**Supplied entries**:
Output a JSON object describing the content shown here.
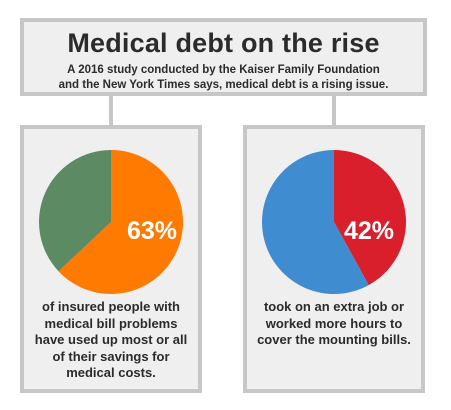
{
  "header": {
    "title": "Medical debt on the rise",
    "subtitle_line1": "A 2016 study conducted by the Kaiser Family Foundation",
    "subtitle_line2": "and the New York Times says, medical debt is a rising issue."
  },
  "chart_data": [
    {
      "type": "pie",
      "values": [
        63,
        37
      ],
      "colors": [
        "#ff7a00",
        "#5c8b63"
      ],
      "label": "63%",
      "caption": "of insured people with medical bill problems have used up most or all of their savings for medical costs."
    },
    {
      "type": "pie",
      "values": [
        42,
        58
      ],
      "colors": [
        "#d81f2b",
        "#3f8cd1"
      ],
      "label": "42%",
      "caption": "took on an extra job or worked more hours to cover the mounting bills."
    }
  ]
}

**Goal**:
Using the records given above, list every line that includes the word "debt".

**The output**:
    "title": "Medical debt on the rise",
    "subtitle_line2": "and the New York Times says, medical debt is a rising issue."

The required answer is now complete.